● **PROBLEM TO WORK ON**
Quote the listing below in its entirety.
--- Begin ---
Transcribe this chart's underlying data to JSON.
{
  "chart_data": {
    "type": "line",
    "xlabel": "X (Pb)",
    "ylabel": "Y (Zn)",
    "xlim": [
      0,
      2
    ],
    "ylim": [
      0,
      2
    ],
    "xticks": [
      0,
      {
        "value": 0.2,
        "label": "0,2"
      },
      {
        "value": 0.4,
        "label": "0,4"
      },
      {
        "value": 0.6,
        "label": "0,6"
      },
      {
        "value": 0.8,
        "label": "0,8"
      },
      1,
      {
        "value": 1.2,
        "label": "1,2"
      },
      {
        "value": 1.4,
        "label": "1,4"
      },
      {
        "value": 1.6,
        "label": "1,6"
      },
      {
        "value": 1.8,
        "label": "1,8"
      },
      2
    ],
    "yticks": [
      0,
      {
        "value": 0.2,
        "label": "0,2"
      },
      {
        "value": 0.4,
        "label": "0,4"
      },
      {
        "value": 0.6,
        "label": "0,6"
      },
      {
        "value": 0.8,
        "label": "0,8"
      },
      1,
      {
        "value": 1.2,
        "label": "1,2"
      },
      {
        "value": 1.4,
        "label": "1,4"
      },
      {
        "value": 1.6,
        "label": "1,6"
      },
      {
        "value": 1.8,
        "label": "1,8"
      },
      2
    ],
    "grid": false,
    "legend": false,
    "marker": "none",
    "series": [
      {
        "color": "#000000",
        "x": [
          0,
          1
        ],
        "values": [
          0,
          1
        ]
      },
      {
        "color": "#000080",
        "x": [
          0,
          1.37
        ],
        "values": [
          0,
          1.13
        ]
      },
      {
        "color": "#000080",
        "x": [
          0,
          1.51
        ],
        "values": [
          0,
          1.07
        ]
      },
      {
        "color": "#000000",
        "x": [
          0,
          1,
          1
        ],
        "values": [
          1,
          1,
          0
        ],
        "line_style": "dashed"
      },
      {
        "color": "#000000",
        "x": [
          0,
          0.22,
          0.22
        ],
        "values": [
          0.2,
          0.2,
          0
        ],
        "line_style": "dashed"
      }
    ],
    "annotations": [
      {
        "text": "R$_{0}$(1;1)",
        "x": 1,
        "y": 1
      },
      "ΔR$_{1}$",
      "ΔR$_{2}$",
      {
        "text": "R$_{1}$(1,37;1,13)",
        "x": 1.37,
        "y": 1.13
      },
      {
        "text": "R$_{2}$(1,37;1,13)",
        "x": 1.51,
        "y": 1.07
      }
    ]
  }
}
--- End ---
● **FULL ANSWER**
Transcribe this chart's underlying data to JSON.
{
  "chart_data": {
    "type": "line",
    "xlabel": "X (Pb)",
    "ylabel": "Y (Zn)",
    "xlim": [
      0,
      2
    ],
    "ylim": [
      0,
      2
    ],
    "xticks": [
      0,
      {
        "value": 0.2,
        "label": "0,2"
      },
      {
        "value": 0.4,
        "label": "0,4"
      },
      {
        "value": 0.6,
        "label": "0,6"
      },
      {
        "value": 0.8,
        "label": "0,8"
      },
      1,
      {
        "value": 1.2,
        "label": "1,2"
      },
      {
        "value": 1.4,
        "label": "1,4"
      },
      {
        "value": 1.6,
        "label": "1,6"
      },
      {
        "value": 1.8,
        "label": "1,8"
      },
      2
    ],
    "yticks": [
      0,
      {
        "value": 0.2,
        "label": "0,2"
      },
      {
        "value": 0.4,
        "label": "0,4"
      },
      {
        "value": 0.6,
        "label": "0,6"
      },
      {
        "value": 0.8,
        "label": "0,8"
      },
      1,
      {
        "value": 1.2,
        "label": "1,2"
      },
      {
        "value": 1.4,
        "label": "1,4"
      },
      {
        "value": 1.6,
        "label": "1,6"
      },
      {
        "value": 1.8,
        "label": "1,8"
      },
      2
    ],
    "grid": false,
    "legend": false,
    "marker": "none",
    "series": [
      {
        "color": "#000000",
        "x": [
          0,
          1
        ],
        "values": [
          0,
          1
        ]
      },
      {
        "color": "#000080",
        "x": [
          0,
          1.37
        ],
        "values": [
          0,
          1.13
        ]
      },
      {
        "color": "#000080",
        "x": [
          0,
          1.51
        ],
        "values": [
          0,
          1.07
        ]
      },
      {
        "color": "#000000",
        "x": [
          0,
          1,
          1
        ],
        "values": [
          1,
          1,
          0
        ],
        "line_style": "dashed"
      },
      {
        "color": "#000000",
        "x": [
          0,
          0.22,
          0.22
        ],
        "values": [
          0.2,
          0.2,
          0
        ],
        "line_style": "dashed"
      }
    ],
    "annotations": [
      {
        "text": "R$_{0}$(1;1)",
        "x": 1,
        "y": 1
      },
      "ΔR$_{1}$",
      "ΔR$_{2}$",
      {
        "text": "R$_{1}$(1,37;1,13)",
        "x": 1.37,
        "y": 1.13
      },
      {
        "text": "R$_{2}$(1,37;1,13)",
        "x": 1.51,
        "y": 1.07
      }
    ]
  }
}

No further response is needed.